● **Work to be completed**:
Output the material word for word. Leave each picture out.
──────── Dataset rows ────────
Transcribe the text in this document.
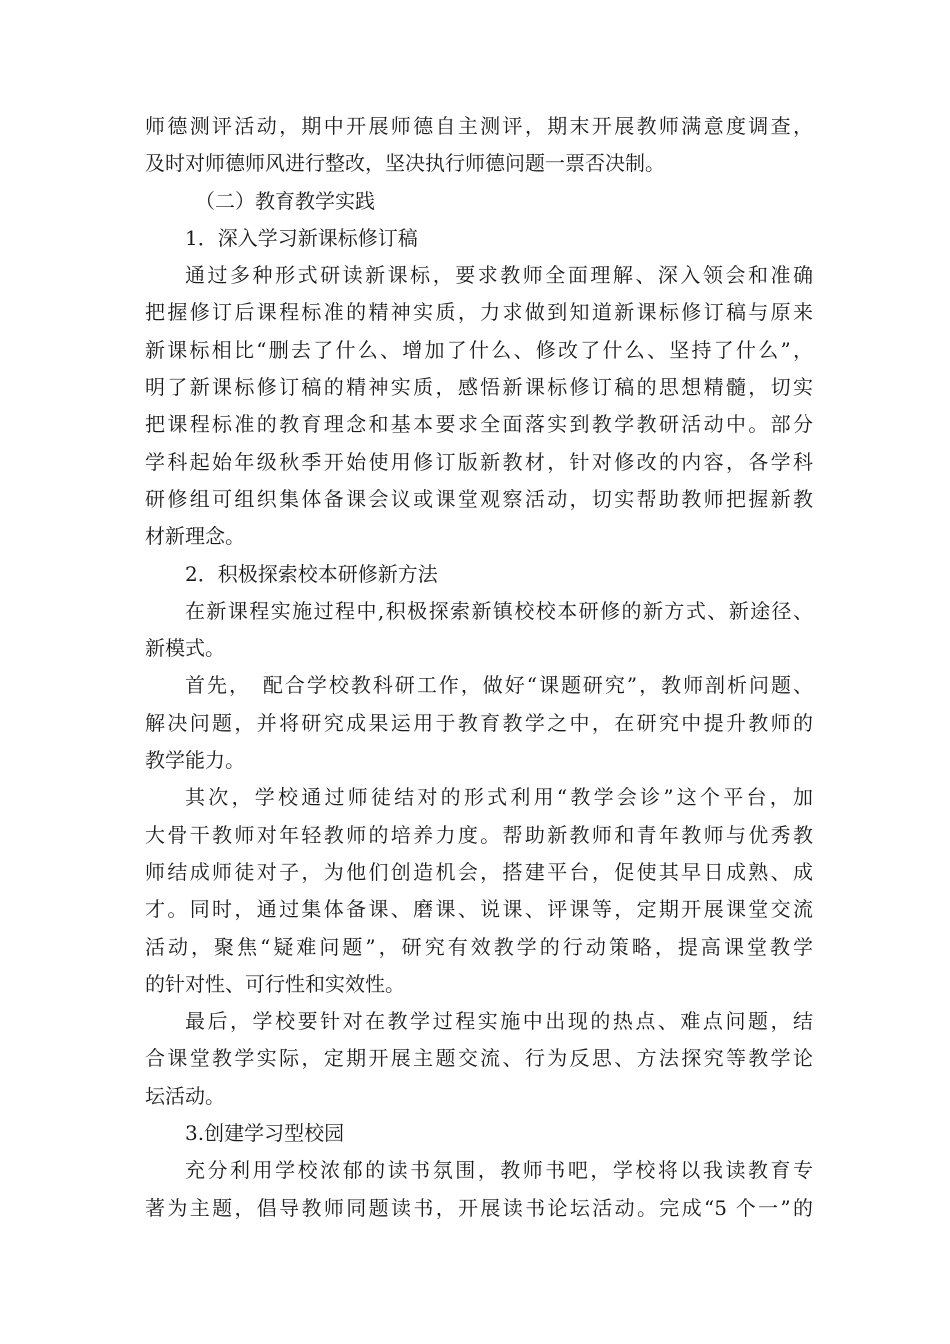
师德测评活动，期中开展师德自主测评，期末开展教师满意度调查，
及时对师德师风进行整改，坚决执行师德问题一票否决制。
（二）教育教学实践
1．深入学习新课标修订稿
通过多种形式研读新课标，要求教师全面理解、深入领会和准确
把握修订后课程标准的精神实质，力求做到知道新课标修订稿与原来
新课标相比“删去了什么、增加了什么、修改了什么、坚持了什么”，
明了新课标修订稿的精神实质，感悟新课标修订稿的思想精髓，切实
把课程标准的教育理念和基本要求全面落实到教学教研活动中。部分
学科起始年级秋季开始使用修订版新教材，针对修改的内容，各学科
研修组可组织集体备课会议或课堂观察活动，切实帮助教师把握新教
材新理念。
2．积极探索校本研修新方法
在新课程实施过程中,积极探索新镇校校本研修的新方式、新途径、
新模式。
首先，　配合学校教科研工作，做好“课题研究”，教师剖析问题、
解决问题，并将研究成果运用于教育教学之中，在研究中提升教师的
教学能力。
其次，学校通过师徒结对的形式利用“教学会诊”这个平台，加
大骨干教师对年轻教师的培养力度。帮助新教师和青年教师与优秀教
师结成师徒对子，为他们创造机会，搭建平台，促使其早日成熟、成
才。同时，通过集体备课、磨课、说课、评课等，定期开展课堂交流
活动，聚焦“疑难问题”，研究有效教学的行动策略，提高课堂教学
的针对性、可行性和实效性。
最后，学校要针对在教学过程实施中出现的热点、难点问题，结
合课堂教学实际，定期开展主题交流、行为反思、方法探究等教学论
坛活动。
3.创建学习型校园
充分利用学校浓郁的读书氛围，教师书吧，学校将以我读教育专
著为主题，倡导教师同题读书，开展读书论坛活动。完成“5 个一”的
────────
● **Final result**:
Transcribe the text in this document.
师德测评活动，期中开展师德自主测评，期末开展教师满意度调查，
及时对师德师风进行整改，坚决执行师德问题一票否决制。
（二）教育教学实践
1．深入学习新课标修订稿
通过多种形式研读新课标，要求教师全面理解、深入领会和准确
把握修订后课程标准的精神实质，力求做到知道新课标修订稿与原来
新课标相比“删去了什么、增加了什么、修改了什么、坚持了什么”，
明了新课标修订稿的精神实质，感悟新课标修订稿的思想精髓，切实
把课程标准的教育理念和基本要求全面落实到教学教研活动中。部分
学科起始年级秋季开始使用修订版新教材，针对修改的内容，各学科
研修组可组织集体备课会议或课堂观察活动，切实帮助教师把握新教
材新理念。
2．积极探索校本研修新方法
在新课程实施过程中,积极探索新镇校校本研修的新方式、新途径、
新模式。
首先，　配合学校教科研工作，做好“课题研究”，教师剖析问题、
解决问题，并将研究成果运用于教育教学之中，在研究中提升教师的
教学能力。
其次，学校通过师徒结对的形式利用“教学会诊”这个平台，加
大骨干教师对年轻教师的培养力度。帮助新教师和青年教师与优秀教
师结成师徒对子，为他们创造机会，搭建平台，促使其早日成熟、成
才。同时，通过集体备课、磨课、说课、评课等，定期开展课堂交流
活动，聚焦“疑难问题”，研究有效教学的行动策略，提高课堂教学
的针对性、可行性和实效性。
最后，学校要针对在教学过程实施中出现的热点、难点问题，结
合课堂教学实际，定期开展主题交流、行为反思、方法探究等教学论
坛活动。
3.创建学习型校园
充分利用学校浓郁的读书氛围，教师书吧，学校将以我读教育专
著为主题，倡导教师同题读书，开展读书论坛活动。完成“5 个一”的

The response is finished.